Task to complete. Please return every line below word for word, changing nothing.

Exercise data.
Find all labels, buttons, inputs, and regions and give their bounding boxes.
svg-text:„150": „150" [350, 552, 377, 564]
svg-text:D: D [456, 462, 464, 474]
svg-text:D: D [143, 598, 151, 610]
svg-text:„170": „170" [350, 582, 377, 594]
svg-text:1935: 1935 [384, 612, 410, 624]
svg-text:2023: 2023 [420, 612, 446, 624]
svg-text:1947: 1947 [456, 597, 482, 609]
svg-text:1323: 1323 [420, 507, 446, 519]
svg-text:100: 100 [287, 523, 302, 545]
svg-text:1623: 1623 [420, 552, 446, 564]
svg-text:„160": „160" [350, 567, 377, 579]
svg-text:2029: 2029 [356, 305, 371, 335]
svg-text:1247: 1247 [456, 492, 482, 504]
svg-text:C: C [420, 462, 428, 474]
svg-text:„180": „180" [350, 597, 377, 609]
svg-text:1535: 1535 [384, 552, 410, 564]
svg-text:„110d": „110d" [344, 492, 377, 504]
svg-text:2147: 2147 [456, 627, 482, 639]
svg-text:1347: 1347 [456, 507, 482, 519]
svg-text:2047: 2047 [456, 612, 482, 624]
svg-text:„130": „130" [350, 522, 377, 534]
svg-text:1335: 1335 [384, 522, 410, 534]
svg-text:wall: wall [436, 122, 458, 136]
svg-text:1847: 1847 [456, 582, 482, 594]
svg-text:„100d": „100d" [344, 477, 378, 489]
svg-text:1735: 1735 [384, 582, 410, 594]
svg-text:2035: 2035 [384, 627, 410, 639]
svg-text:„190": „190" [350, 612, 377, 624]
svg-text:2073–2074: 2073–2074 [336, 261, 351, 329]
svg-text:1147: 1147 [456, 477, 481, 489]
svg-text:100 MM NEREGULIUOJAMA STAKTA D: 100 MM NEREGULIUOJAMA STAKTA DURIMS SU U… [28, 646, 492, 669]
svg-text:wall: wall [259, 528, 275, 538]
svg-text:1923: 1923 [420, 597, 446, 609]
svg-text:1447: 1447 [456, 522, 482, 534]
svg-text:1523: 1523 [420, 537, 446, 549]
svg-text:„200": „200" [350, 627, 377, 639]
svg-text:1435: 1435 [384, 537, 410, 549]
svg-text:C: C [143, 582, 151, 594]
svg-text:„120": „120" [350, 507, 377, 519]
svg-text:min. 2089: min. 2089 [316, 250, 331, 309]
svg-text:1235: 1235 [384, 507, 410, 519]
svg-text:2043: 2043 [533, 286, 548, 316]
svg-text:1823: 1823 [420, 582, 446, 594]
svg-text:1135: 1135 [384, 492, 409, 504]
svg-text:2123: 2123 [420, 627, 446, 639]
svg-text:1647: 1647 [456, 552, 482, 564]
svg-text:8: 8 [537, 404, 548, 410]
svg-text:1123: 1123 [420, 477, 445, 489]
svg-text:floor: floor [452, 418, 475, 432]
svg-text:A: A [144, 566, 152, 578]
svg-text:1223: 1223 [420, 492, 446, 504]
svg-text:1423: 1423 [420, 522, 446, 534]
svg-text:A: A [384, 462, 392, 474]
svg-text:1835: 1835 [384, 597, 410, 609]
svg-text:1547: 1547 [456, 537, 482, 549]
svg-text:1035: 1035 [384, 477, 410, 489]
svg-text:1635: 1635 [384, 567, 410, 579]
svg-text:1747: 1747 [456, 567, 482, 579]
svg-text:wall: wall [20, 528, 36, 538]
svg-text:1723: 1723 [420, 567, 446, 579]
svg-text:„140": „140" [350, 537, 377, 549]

Exercise answer.
Find all labels, buttons, inputs, and regions and give their bounding boxes.
svg-text:„150": „150" [350, 552, 377, 564]
svg-text:D: D [456, 462, 464, 474]
svg-text:D: D [143, 598, 151, 610]
svg-text:„170": „170" [350, 582, 377, 594]
svg-text:1935: 1935 [384, 612, 410, 624]
svg-text:2023: 2023 [420, 612, 446, 624]
svg-text:1947: 1947 [456, 597, 482, 609]
svg-text:1323: 1323 [420, 507, 446, 519]
svg-text:100: 100 [287, 523, 302, 545]
svg-text:1623: 1623 [420, 552, 446, 564]
svg-text:„160": „160" [350, 567, 377, 579]
svg-text:2029: 2029 [356, 305, 371, 335]
svg-text:1247: 1247 [456, 492, 482, 504]
svg-text:C: C [420, 462, 428, 474]
svg-text:„180": „180" [350, 597, 377, 609]
svg-text:1535: 1535 [384, 552, 410, 564]
svg-text:„110d": „110d" [344, 492, 377, 504]
svg-text:2147: 2147 [456, 627, 482, 639]
svg-text:1347: 1347 [456, 507, 482, 519]
svg-text:2047: 2047 [456, 612, 482, 624]
svg-text:„130": „130" [350, 522, 377, 534]
svg-text:1335: 1335 [384, 522, 410, 534]
svg-text:wall: wall [436, 122, 458, 136]
svg-text:1847: 1847 [456, 582, 482, 594]
svg-text:„100d": „100d" [344, 477, 378, 489]
svg-text:1735: 1735 [384, 582, 410, 594]
svg-text:2035: 2035 [384, 627, 410, 639]
svg-text:„190": „190" [350, 612, 377, 624]
svg-text:2073–2074: 2073–2074 [336, 261, 351, 329]
svg-text:1147: 1147 [456, 477, 481, 489]
svg-text:100 MM NEREGULIUOJAMA STAKTA D: 100 MM NEREGULIUOJAMA STAKTA DURIMS SU U… [28, 646, 492, 669]
svg-text:wall: wall [259, 528, 275, 538]
svg-text:1923: 1923 [420, 597, 446, 609]
svg-text:1447: 1447 [456, 522, 482, 534]
svg-text:1523: 1523 [420, 537, 446, 549]
svg-text:„200": „200" [350, 627, 377, 639]
svg-text:1435: 1435 [384, 537, 410, 549]
svg-text:C: C [143, 582, 151, 594]
svg-text:„120": „120" [350, 507, 377, 519]
svg-text:min. 2089: min. 2089 [316, 250, 331, 309]
svg-text:1235: 1235 [384, 507, 410, 519]
svg-text:2043: 2043 [533, 286, 548, 316]
svg-text:1823: 1823 [420, 582, 446, 594]
svg-text:1135: 1135 [384, 492, 409, 504]
svg-text:2123: 2123 [420, 627, 446, 639]
svg-text:1647: 1647 [456, 552, 482, 564]
svg-text:8: 8 [537, 404, 548, 410]
svg-text:1123: 1123 [420, 477, 445, 489]
svg-text:floor: floor [452, 418, 475, 432]
svg-text:A: A [144, 566, 152, 578]
svg-text:1223: 1223 [420, 492, 446, 504]
svg-text:1423: 1423 [420, 522, 446, 534]
svg-text:A: A [384, 462, 392, 474]
svg-text:1835: 1835 [384, 597, 410, 609]
svg-text:1547: 1547 [456, 537, 482, 549]
svg-text:1035: 1035 [384, 477, 410, 489]
svg-text:1635: 1635 [384, 567, 410, 579]
svg-text:1747: 1747 [456, 567, 482, 579]
svg-text:wall: wall [20, 528, 36, 538]
svg-text:1723: 1723 [420, 567, 446, 579]
svg-text:„140": „140" [350, 537, 377, 549]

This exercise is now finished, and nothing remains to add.